- TASKS TO CARRY OUT:
1. Could you return the part of the course-structure passage starting at "Most of the" and ending at "the next level.", copied word for word?
2. Can you resume the passage on the course's weekly class structure, picking up right after its final sentence?

- EXTRACT PROVIDED:
────────────────────────────────────────

First we’ll discuss the assigned story or stories. Most weeks, students will assign the stories and lead the discussions. Next we’ll go over questions on the week's assignments. It’s best, though, to post your questions on the Piazza site as they arise. Other students can benefit from your questions and we can give you help and resources before it’s too late. The last portion will be a lab working on your story memo.
Most of the work for your story memo can be done in class. Out of class, you'll be required to review video lectures and do tutorials on skills. There will be a deliverable almost every week that shows mastery of the material and your ability to turn that skill into stories. It will usually be a data set and a 3-paragraph memo. This structure, while unusual, allows us to see when some topics are more difficult than we'd imagined and to give you one-on-one feedback during class. There will be some weeks in which some of you are already proficient in the skill. If so, it will take you less time but I will also post resources that you can use to get to the next level.

────────────────────────────────────────

- RAW DATA:
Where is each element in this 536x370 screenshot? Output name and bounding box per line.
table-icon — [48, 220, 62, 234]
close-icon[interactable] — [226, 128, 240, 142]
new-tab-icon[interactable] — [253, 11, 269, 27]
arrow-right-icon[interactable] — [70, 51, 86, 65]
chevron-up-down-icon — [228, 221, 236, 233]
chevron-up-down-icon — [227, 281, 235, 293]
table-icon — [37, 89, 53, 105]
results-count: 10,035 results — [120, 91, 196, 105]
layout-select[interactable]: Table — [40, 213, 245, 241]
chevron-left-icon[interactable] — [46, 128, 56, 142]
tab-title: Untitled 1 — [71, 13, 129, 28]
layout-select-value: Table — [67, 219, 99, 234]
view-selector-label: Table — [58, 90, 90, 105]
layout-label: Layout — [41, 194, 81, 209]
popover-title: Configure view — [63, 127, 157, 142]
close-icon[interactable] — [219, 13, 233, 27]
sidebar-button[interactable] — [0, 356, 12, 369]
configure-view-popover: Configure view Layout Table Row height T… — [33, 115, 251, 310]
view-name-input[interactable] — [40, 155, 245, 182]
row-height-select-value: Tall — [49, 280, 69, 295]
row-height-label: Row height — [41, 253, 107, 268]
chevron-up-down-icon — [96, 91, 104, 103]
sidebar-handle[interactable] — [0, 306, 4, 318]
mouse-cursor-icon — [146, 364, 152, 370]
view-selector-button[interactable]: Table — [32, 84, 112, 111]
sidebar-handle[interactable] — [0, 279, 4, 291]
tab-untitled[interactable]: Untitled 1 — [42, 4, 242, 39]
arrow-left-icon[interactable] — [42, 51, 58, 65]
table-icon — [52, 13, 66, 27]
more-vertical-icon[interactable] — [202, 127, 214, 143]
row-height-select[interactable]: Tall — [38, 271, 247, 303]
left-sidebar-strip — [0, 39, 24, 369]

────────────────────────────────────────

- RESULTS BY TASK:
1.
Most of the work for your story memo can be done in class. Out of class, you'll be required to review video lectures and do tutorials on skills. There will be a deliverable almost every week that shows mastery of the material and your ability to turn that skill into stories. It will usually be a data set and a 3-paragraph memo. This structure, while unusual, allows us to see when some topics are more difficult than we'd imagined and to give you one-on-one feedback during class. There will be some weeks in which some of you are already proficient in the skill. If so, it will take you less time but I will also post resources that you can use to get to the next level.

2.
There are no excused absences except for emergencies, religious holidays and incapacitating illness. No accommodation will be made for any other absences or failure to complete your work. No late work will be accepted. Covering an event, attending a wedding and going on a job interview are scheduling choices that reflect your priorities. They may be rational choices, but they’re not emergencies. You will have one no-questions-asked missed class and one no-questions-asked missed deadline for the weekly assignment.
Requirements and evaluation
In-class work and weekly assignments: 60 percent. This will also reflect your overall engagement and participation in class and your work in the labs.
Story presentation and discussion: 15 percent. Prepare a presentation on a story that included a social science, computer-assisted reporting or other empirical element. It should include what data was used, how it was obtained, how it was analyzed and what it added to the story. The best of these will often include comments from the author or the person who did the analysis. You should prepare a 15-minute presentation and plan to lead a discussion for an additional 15 minutes. Do not use either of the instructors' stories for this assignment.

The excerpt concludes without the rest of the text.